**Work to complete**
Your task is to copy each line that has the word "down".

[Start Given data]

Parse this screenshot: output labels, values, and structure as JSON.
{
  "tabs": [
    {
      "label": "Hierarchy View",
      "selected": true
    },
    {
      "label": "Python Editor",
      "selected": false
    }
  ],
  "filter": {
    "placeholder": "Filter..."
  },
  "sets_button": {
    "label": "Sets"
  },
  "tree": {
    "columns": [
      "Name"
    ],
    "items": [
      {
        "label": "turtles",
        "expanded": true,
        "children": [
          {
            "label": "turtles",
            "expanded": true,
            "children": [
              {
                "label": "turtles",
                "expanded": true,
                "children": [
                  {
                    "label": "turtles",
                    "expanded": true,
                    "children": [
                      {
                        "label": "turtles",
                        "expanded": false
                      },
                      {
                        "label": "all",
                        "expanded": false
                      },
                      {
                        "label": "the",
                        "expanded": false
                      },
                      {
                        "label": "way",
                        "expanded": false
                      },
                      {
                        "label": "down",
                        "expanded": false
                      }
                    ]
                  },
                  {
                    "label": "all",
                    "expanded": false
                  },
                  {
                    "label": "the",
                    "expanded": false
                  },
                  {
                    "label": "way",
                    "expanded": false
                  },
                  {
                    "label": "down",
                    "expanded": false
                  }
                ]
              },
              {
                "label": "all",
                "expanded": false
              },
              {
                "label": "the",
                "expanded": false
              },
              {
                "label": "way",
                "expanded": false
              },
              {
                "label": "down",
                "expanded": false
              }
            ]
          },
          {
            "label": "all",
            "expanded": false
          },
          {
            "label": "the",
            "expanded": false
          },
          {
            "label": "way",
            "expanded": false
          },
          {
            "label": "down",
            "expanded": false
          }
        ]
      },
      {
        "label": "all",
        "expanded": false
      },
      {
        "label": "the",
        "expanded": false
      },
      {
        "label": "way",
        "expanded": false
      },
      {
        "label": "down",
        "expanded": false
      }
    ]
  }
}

[End Given data]
[Start Given data]

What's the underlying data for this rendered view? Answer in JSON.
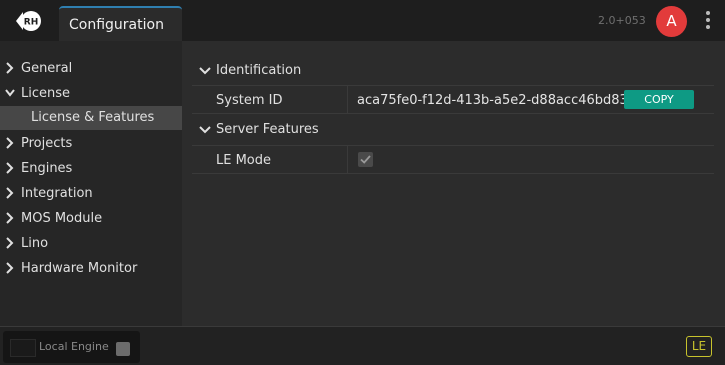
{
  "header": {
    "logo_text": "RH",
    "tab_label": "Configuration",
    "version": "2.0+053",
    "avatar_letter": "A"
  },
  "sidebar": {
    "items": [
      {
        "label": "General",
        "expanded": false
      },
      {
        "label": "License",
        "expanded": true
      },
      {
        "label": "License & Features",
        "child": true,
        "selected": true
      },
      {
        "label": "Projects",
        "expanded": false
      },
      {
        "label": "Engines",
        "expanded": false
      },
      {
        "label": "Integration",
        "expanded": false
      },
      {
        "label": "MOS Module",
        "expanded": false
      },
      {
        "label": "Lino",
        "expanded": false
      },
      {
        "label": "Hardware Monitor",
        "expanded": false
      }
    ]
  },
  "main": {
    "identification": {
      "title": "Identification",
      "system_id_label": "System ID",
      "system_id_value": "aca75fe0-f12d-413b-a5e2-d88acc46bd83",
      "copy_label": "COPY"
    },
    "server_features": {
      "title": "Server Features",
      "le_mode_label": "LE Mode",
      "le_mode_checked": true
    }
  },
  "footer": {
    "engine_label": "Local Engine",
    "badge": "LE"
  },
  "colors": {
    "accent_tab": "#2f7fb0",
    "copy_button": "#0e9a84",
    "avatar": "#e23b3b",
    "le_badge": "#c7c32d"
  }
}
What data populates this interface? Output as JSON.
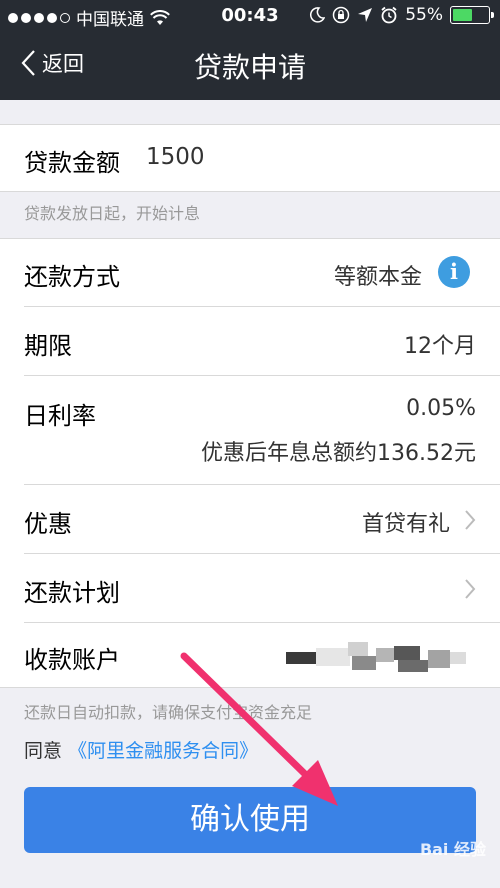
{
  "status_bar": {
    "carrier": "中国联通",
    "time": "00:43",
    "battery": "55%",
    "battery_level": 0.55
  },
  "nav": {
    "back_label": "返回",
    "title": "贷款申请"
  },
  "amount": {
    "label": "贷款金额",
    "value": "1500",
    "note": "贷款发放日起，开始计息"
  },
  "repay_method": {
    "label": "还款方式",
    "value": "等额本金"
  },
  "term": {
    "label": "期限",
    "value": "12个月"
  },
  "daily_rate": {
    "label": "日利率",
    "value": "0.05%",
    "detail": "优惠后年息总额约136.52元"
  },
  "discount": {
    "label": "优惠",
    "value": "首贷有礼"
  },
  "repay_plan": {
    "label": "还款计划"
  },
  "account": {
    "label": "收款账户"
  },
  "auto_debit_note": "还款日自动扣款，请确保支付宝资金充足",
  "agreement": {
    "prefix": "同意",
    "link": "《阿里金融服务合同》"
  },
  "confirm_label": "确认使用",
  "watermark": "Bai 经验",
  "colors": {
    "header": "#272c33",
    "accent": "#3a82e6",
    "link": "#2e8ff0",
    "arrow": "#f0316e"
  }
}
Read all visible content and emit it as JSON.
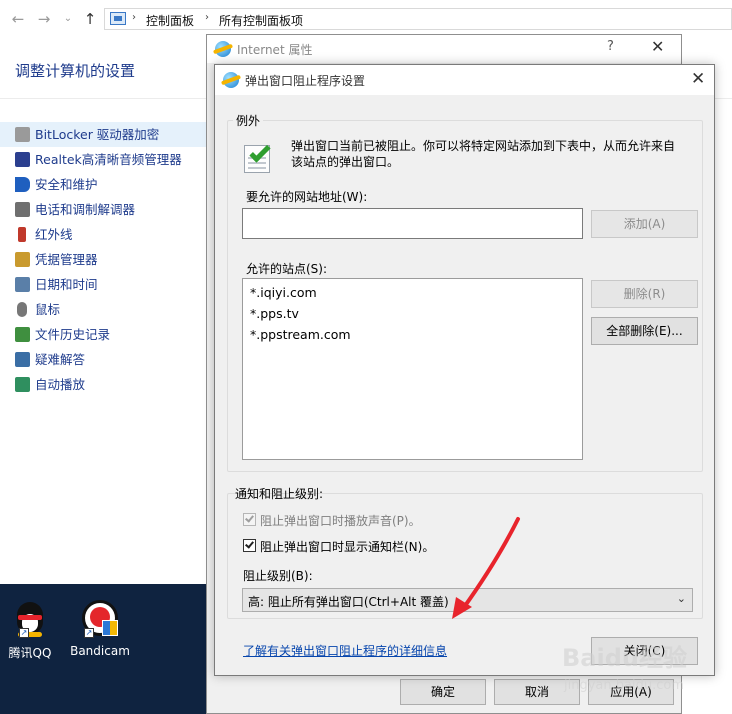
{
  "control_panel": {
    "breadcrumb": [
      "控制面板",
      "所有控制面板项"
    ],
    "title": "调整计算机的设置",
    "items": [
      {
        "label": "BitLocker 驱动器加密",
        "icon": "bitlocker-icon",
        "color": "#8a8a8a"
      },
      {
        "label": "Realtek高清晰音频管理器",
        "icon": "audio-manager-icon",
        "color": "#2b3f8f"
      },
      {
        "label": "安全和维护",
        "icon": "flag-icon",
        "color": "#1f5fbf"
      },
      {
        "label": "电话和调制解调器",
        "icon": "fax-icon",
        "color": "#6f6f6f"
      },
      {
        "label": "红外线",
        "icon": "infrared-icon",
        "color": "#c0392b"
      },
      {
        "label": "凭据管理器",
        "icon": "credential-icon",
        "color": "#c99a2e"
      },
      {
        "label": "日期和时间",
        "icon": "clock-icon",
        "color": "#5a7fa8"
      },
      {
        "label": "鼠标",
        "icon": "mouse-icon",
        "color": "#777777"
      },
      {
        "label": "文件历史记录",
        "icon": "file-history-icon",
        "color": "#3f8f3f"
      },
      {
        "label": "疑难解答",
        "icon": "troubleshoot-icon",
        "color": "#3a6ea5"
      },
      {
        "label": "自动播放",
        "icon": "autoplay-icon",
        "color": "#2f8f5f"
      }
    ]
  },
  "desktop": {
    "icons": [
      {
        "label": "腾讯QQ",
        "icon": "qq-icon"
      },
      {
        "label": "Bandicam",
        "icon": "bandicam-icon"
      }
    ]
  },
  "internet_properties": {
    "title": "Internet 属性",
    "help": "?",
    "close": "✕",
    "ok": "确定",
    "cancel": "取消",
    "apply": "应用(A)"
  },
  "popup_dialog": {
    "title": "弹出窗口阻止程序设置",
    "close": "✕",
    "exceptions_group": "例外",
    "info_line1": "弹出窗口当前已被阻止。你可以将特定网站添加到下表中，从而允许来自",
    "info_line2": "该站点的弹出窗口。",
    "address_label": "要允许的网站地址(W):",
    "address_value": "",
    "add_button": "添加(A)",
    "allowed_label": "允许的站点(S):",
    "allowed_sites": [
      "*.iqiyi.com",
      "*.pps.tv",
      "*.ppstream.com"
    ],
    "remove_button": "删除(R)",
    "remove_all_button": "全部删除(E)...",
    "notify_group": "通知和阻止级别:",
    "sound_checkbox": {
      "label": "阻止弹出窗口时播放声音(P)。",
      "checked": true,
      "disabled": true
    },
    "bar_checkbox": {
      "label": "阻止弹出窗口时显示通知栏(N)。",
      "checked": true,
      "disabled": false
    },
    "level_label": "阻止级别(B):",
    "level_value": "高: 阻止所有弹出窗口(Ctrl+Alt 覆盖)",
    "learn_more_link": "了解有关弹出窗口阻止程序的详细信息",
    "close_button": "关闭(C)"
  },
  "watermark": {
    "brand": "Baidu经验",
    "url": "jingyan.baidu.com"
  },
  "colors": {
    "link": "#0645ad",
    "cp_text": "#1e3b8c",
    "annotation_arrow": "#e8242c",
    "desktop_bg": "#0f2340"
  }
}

[End Given data]
[Start Given data]

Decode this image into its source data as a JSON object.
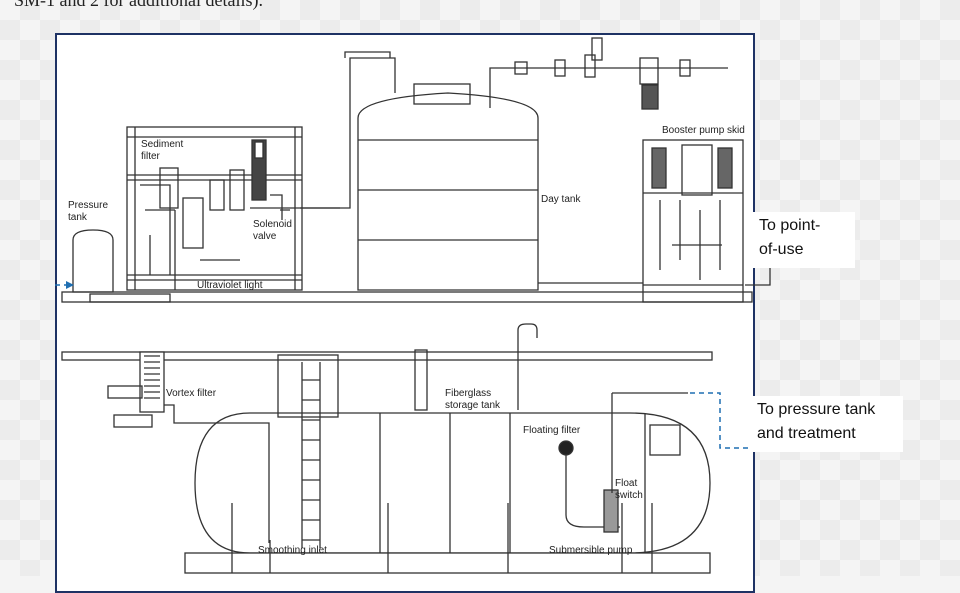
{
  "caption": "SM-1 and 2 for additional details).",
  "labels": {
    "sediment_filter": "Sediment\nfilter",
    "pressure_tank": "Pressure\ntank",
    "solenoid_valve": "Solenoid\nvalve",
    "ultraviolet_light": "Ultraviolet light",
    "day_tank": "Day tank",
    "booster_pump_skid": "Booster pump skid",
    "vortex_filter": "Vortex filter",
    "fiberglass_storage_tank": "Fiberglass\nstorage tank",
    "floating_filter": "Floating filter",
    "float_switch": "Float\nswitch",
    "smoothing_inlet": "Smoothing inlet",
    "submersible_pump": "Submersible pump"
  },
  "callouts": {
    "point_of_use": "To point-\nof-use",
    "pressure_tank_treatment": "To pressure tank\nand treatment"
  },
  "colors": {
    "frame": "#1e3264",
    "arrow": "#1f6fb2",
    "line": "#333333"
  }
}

[End Given data]

**Result for this task**
                        "label": "down",
                    "label": "down",
                "label": "down",
            "label": "down",
        "label": "down",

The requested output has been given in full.